● EXERCISE BRIEF
From the entries below, copy out every line with "your" in it.
* begin SUPPLIED RECORDS *
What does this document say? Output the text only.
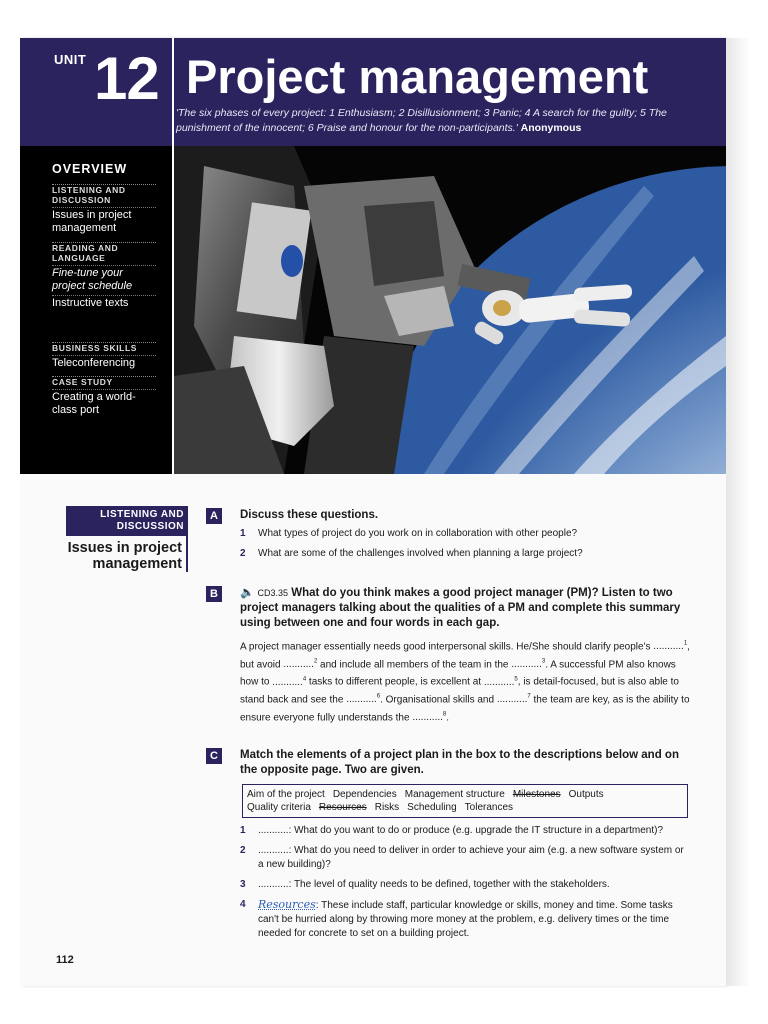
UNIT 12 Project management
'The six phases of every project: 1 Enthusiasm; 2 Disillusionment; 3 Panic; 4 A search for the guilty; 5 The punishment of the innocent; 6 Praise and honour for the non-participants.' Anonymous
OVERVIEW
LISTENING AND DISCUSSION
Issues in project management
READING AND LANGUAGE
Fine-tune your project schedule
Instructive texts
BUSINESS SKILLS
Teleconferencing
CASE STUDY
Creating a world-class port
LISTENING AND DISCUSSION
Issues in project management
A	Discuss these questions.
1 What types of project do you work on in collaboration with other people?
2 What are some of the challenges involved when planning a large project?
B	🔈 CD3.35 What do you think makes a good project manager (PM)? Listen to two project managers talking about the qualities of a PM and complete this summary using between one and four words in each gap.
A project manager essentially needs good interpersonal skills. He/She should clarify people's ...........$^1$, but avoid ...........$^2$ and include all members of the team in the ...........$^3$. A successful PM also knows how to ...........$^4$ tasks to different people, is excellent at ...........$^5$, is detail-focused, but is also able to stand back and see the ...........$^6$. Organisational skills and ...........$^7$ the team are key, as is the ability to ensure everyone fully understands the ...........$^8$.
C	Match the elements of a project plan in the box to the descriptions below and on the opposite page. Two are given.
Aim of the project Dependencies Management structure Milestones Outputs
Quality criteria Resources Risks Scheduling Tolerances
1 ...........: What do you want to do or produce (e.g. upgrade the IT structure in a department)?
2 ...........: What do you need to deliver in order to achieve your aim (e.g. a new software system or a new building)?
3 ...........: The level of quality needs to be defined, together with the stakeholders.
4 Resources: These include staff, particular knowledge or skills, money and time. Some tasks can't be hurried along by throwing more money at the problem, e.g. delivery times or the time needed for concrete to set on a building project.
112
* end SUPPLIED RECORDS *
● RESPONSE TO THIS TASK
Fine-tune your project schedule
2 ...........: What do you need to deliver in order to achieve your aim (e.g. a new software system or a new building)?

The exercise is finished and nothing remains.